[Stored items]
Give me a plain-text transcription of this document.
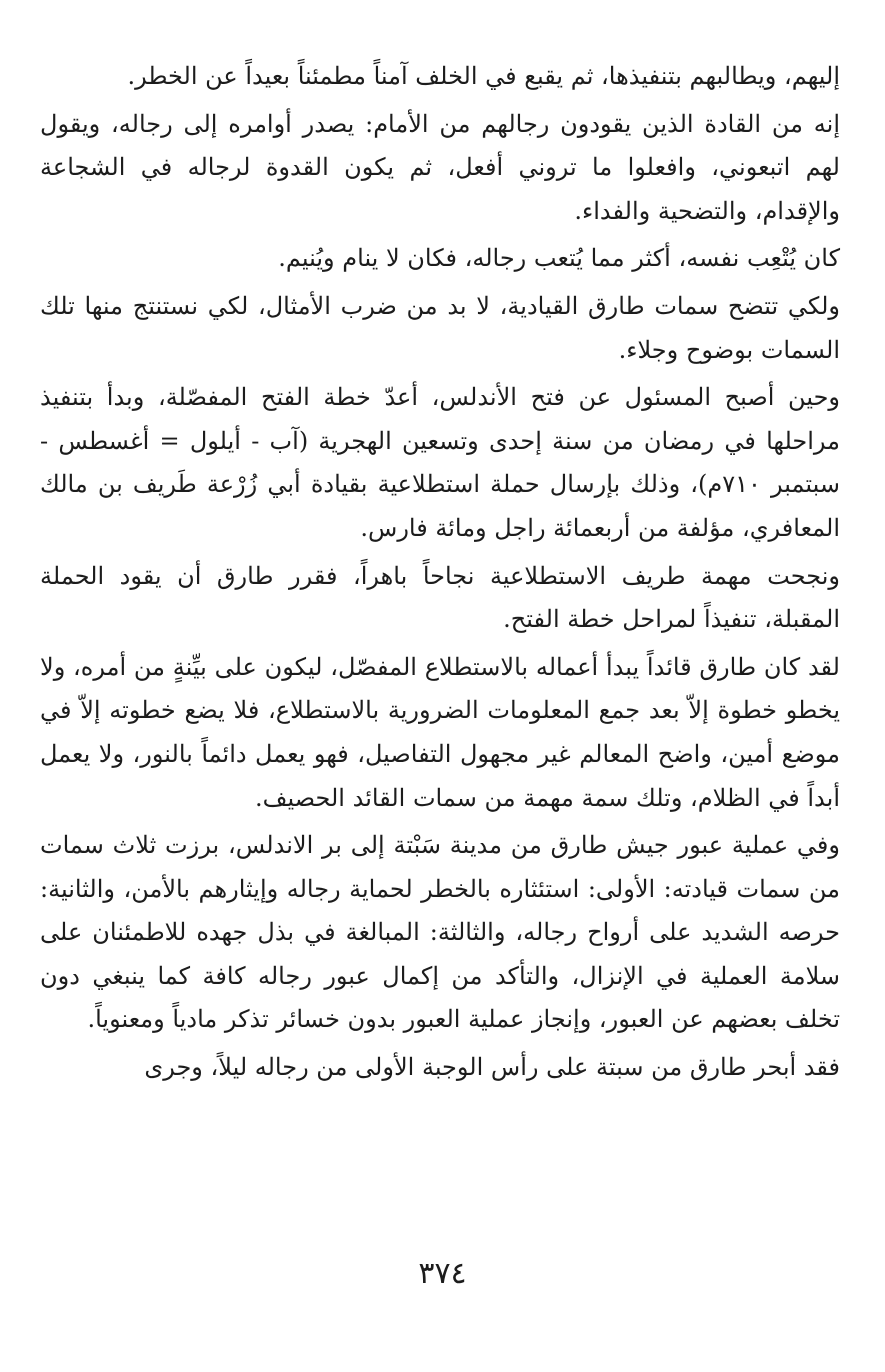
إليهم، ويطالبهم بتنفيذها، ثم يقبع في الخلف آمناً مطمئناً بعيداً عن الخطر.

إنه من القادة الذين يقودون رجالهم من الأمام: يصدر أوامره إلى رجاله، ويقول لهم اتبعوني، وافعلوا ما تروني أفعل، ثم يكون القدوة لرجاله في الشجاعة والإقدام، والتضحية والفداء.

كان يُتْعِب نفسه، أكثر مما يُتعب رجاله، فكان لا ينام ويُنيم.

ولكي تتضح سمات طارق القيادية، لا بد من ضرب الأمثال، لكي نستنتج منها تلك السمات بوضوح وجلاء.

وحين أصبح المسئول عن فتح الأندلس، أعدّ خطة الفتح المفصّلة، وبدأ بتنفيذ مراحلها في رمضان من سنة إحدى وتسعين الهجرية (آب - أيلول = أغسطس - سبتمبر ٧١٠م)، وذلك بإرسال حملة استطلاعية بقيادة أبي زُرْعة طَريف بن مالك المعافري، مؤلفة من أربعمائة راجل ومائة فارس.

ونجحت مهمة طريف الاستطلاعية نجاحاً باهراً، فقرر طارق أن يقود الحملة المقبلة، تنفيذاً لمراحل خطة الفتح.

لقد كان طارق قائداً يبدأ أعماله بالاستطلاع المفصّل، ليكون على بيِّنةٍ من أمره، ولا يخطو خطوة إلاّ بعد جمع المعلومات الضرورية بالاستطلاع، فلا يضع خطوته إلاّ في موضع أمين، واضح المعالم غير مجهول التفاصيل، فهو يعمل دائماً بالنور، ولا يعمل أبداً في الظلام، وتلك سمة مهمة من سمات القائد الحصيف.

وفي عملية عبور جيش طارق من مدينة سَبْتة إلى بر الاندلس، برزت ثلاث سمات من سمات قيادته: الأولى: استئثاره بالخطر لحماية رجاله وإيثارهم بالأمن، والثانية: حرصه الشديد على أرواح رجاله، والثالثة: المبالغة في بذل جهده للاطمئنان على سلامة العملية في الإنزال، والتأكد من إكمال عبور رجاله كافة كما ينبغي دون تخلف بعضهم عن العبور، وإنجاز عملية العبور بدون خسائر تذكر مادياً ومعنوياً.

فقد أبحر طارق من سبتة على رأس الوجبة الأولى من رجاله ليلاً، وجرى

٣٧٤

- [WRITTEN INSTRUCTION]: Leave out the pictures and copy the rest of the material above exactly.

- [RESPONSE]:
Give me a plain-text transcription of this document.
إليهم، ويطالبهم بتنفيذها، ثم يقبع في الخلف آمناً مطمئناً بعيداً عن الخطر.

إنه من القادة الذين يقودون رجالهم من الأمام: يصدر أوامره إلى رجاله، ويقول لهم اتبعوني، وافعلوا ما تروني أفعل، ثم يكون القدوة لرجاله في الشجاعة والإقدام، والتضحية والفداء.

كان يُتْعِب نفسه، أكثر مما يُتعب رجاله، فكان لا ينام ويُنيم.

ولكي تتضح سمات طارق القيادية، لا بد من ضرب الأمثال، لكي نستنتج منها تلك السمات بوضوح وجلاء.

وحين أصبح المسئول عن فتح الأندلس، أعدّ خطة الفتح المفصّلة، وبدأ بتنفيذ مراحلها في رمضان من سنة إحدى وتسعين الهجرية (آب - أيلول = أغسطس - سبتمبر ٧١٠م)، وذلك بإرسال حملة استطلاعية بقيادة أبي زُرْعة طَريف بن مالك المعافري، مؤلفة من أربعمائة راجل ومائة فارس.

ونجحت مهمة طريف الاستطلاعية نجاحاً باهراً، فقرر طارق أن يقود الحملة المقبلة، تنفيذاً لمراحل خطة الفتح.

لقد كان طارق قائداً يبدأ أعماله بالاستطلاع المفصّل، ليكون على بيِّنةٍ من أمره، ولا يخطو خطوة إلاّ بعد جمع المعلومات الضرورية بالاستطلاع، فلا يضع خطوته إلاّ في موضع أمين، واضح المعالم غير مجهول التفاصيل، فهو يعمل دائماً بالنور، ولا يعمل أبداً في الظلام، وتلك سمة مهمة من سمات القائد الحصيف.

وفي عملية عبور جيش طارق من مدينة سَبْتة إلى بر الاندلس، برزت ثلاث سمات من سمات قيادته: الأولى: استئثاره بالخطر لحماية رجاله وإيثارهم بالأمن، والثانية: حرصه الشديد على أرواح رجاله، والثالثة: المبالغة في بذل جهده للاطمئنان على سلامة العملية في الإنزال، والتأكد من إكمال عبور رجاله كافة كما ينبغي دون تخلف بعضهم عن العبور، وإنجاز عملية العبور بدون خسائر تذكر مادياً ومعنوياً.

فقد أبحر طارق من سبتة على رأس الوجبة الأولى من رجاله ليلاً، وجرى

٣٧٤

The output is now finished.